> [What you are asked to do]:
Below are some entries; can you quote all of them exactly?

━━━

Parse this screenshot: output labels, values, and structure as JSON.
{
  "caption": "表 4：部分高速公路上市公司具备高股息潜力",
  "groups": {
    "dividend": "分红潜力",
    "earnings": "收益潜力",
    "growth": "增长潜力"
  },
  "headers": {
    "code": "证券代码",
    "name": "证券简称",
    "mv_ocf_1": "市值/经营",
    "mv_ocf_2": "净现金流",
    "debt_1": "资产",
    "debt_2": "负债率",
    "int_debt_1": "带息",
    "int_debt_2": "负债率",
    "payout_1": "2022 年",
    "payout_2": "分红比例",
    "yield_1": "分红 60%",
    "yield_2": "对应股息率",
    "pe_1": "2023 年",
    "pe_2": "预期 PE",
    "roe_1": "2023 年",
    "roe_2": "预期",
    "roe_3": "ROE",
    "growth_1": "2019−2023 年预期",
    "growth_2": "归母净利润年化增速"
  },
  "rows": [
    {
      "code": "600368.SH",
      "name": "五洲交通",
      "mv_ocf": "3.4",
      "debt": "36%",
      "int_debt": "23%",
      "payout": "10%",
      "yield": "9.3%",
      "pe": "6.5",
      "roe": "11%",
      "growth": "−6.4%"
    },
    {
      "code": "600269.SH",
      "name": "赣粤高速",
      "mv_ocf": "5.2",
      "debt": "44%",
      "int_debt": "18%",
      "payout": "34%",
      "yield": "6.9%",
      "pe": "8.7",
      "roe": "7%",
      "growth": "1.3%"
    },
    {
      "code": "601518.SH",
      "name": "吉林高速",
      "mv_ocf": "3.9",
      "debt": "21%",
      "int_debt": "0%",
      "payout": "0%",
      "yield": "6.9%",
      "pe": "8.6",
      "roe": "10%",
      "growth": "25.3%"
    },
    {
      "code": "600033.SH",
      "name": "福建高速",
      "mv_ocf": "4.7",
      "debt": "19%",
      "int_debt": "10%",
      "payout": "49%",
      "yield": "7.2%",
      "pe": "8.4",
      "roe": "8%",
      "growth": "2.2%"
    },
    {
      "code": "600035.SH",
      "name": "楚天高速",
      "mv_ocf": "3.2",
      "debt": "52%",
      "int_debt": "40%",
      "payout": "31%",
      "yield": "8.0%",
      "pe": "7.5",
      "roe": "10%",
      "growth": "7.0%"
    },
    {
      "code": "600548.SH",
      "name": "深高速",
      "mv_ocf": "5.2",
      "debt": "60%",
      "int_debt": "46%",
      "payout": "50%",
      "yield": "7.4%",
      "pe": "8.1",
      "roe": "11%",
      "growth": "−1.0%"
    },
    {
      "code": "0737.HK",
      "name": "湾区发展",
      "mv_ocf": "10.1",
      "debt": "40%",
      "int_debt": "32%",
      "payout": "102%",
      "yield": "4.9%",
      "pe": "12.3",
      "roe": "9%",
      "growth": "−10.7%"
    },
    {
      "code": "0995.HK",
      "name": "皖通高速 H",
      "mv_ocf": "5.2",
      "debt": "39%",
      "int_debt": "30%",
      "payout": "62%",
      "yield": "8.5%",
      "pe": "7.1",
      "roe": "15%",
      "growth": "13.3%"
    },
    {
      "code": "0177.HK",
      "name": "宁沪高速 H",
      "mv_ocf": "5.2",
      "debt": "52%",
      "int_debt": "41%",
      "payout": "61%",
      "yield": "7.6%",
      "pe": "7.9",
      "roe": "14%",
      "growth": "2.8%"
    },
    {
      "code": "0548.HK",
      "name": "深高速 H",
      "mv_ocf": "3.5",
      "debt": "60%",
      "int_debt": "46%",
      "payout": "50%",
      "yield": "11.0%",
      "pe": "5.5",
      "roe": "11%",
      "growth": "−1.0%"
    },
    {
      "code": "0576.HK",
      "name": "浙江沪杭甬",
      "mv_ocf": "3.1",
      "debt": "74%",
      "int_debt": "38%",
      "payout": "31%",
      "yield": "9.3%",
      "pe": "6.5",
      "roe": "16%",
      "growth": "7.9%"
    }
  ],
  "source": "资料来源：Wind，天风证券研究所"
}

━━━

> [Answer in full]:
Parse this screenshot: output labels, values, and structure as JSON.
{
  "caption": "表 4：部分高速公路上市公司具备高股息潜力",
  "groups": {
    "dividend": "分红潜力",
    "earnings": "收益潜力",
    "growth": "增长潜力"
  },
  "headers": {
    "code": "证券代码",
    "name": "证券简称",
    "mv_ocf_1": "市值/经营",
    "mv_ocf_2": "净现金流",
    "debt_1": "资产",
    "debt_2": "负债率",
    "int_debt_1": "带息",
    "int_debt_2": "负债率",
    "payout_1": "2022 年",
    "payout_2": "分红比例",
    "yield_1": "分红 60%",
    "yield_2": "对应股息率",
    "pe_1": "2023 年",
    "pe_2": "预期 PE",
    "roe_1": "2023 年",
    "roe_2": "预期",
    "roe_3": "ROE",
    "growth_1": "2019−2023 年预期",
    "growth_2": "归母净利润年化增速"
  },
  "rows": [
    {
      "code": "600368.SH",
      "name": "五洲交通",
      "mv_ocf": "3.4",
      "debt": "36%",
      "int_debt": "23%",
      "payout": "10%",
      "yield": "9.3%",
      "pe": "6.5",
      "roe": "11%",
      "growth": "−6.4%"
    },
    {
      "code": "600269.SH",
      "name": "赣粤高速",
      "mv_ocf": "5.2",
      "debt": "44%",
      "int_debt": "18%",
      "payout": "34%",
      "yield": "6.9%",
      "pe": "8.7",
      "roe": "7%",
      "growth": "1.3%"
    },
    {
      "code": "601518.SH",
      "name": "吉林高速",
      "mv_ocf": "3.9",
      "debt": "21%",
      "int_debt": "0%",
      "payout": "0%",
      "yield": "6.9%",
      "pe": "8.6",
      "roe": "10%",
      "growth": "25.3%"
    },
    {
      "code": "600033.SH",
      "name": "福建高速",
      "mv_ocf": "4.7",
      "debt": "19%",
      "int_debt": "10%",
      "payout": "49%",
      "yield": "7.2%",
      "pe": "8.4",
      "roe": "8%",
      "growth": "2.2%"
    },
    {
      "code": "600035.SH",
      "name": "楚天高速",
      "mv_ocf": "3.2",
      "debt": "52%",
      "int_debt": "40%",
      "payout": "31%",
      "yield": "8.0%",
      "pe": "7.5",
      "roe": "10%",
      "growth": "7.0%"
    },
    {
      "code": "600548.SH",
      "name": "深高速",
      "mv_ocf": "5.2",
      "debt": "60%",
      "int_debt": "46%",
      "payout": "50%",
      "yield": "7.4%",
      "pe": "8.1",
      "roe": "11%",
      "growth": "−1.0%"
    },
    {
      "code": "0737.HK",
      "name": "湾区发展",
      "mv_ocf": "10.1",
      "debt": "40%",
      "int_debt": "32%",
      "payout": "102%",
      "yield": "4.9%",
      "pe": "12.3",
      "roe": "9%",
      "growth": "−10.7%"
    },
    {
      "code": "0995.HK",
      "name": "皖通高速 H",
      "mv_ocf": "5.2",
      "debt": "39%",
      "int_debt": "30%",
      "payout": "62%",
      "yield": "8.5%",
      "pe": "7.1",
      "roe": "15%",
      "growth": "13.3%"
    },
    {
      "code": "0177.HK",
      "name": "宁沪高速 H",
      "mv_ocf": "5.2",
      "debt": "52%",
      "int_debt": "41%",
      "payout": "61%",
      "yield": "7.6%",
      "pe": "7.9",
      "roe": "14%",
      "growth": "2.8%"
    },
    {
      "code": "0548.HK",
      "name": "深高速 H",
      "mv_ocf": "3.5",
      "debt": "60%",
      "int_debt": "46%",
      "payout": "50%",
      "yield": "11.0%",
      "pe": "5.5",
      "roe": "11%",
      "growth": "−1.0%"
    },
    {
      "code": "0576.HK",
      "name": "浙江沪杭甬",
      "mv_ocf": "3.1",
      "debt": "74%",
      "int_debt": "38%",
      "payout": "31%",
      "yield": "9.3%",
      "pe": "6.5",
      "roe": "16%",
      "growth": "7.9%"
    }
  ],
  "source": "资料来源：Wind，天风证券研究所"
}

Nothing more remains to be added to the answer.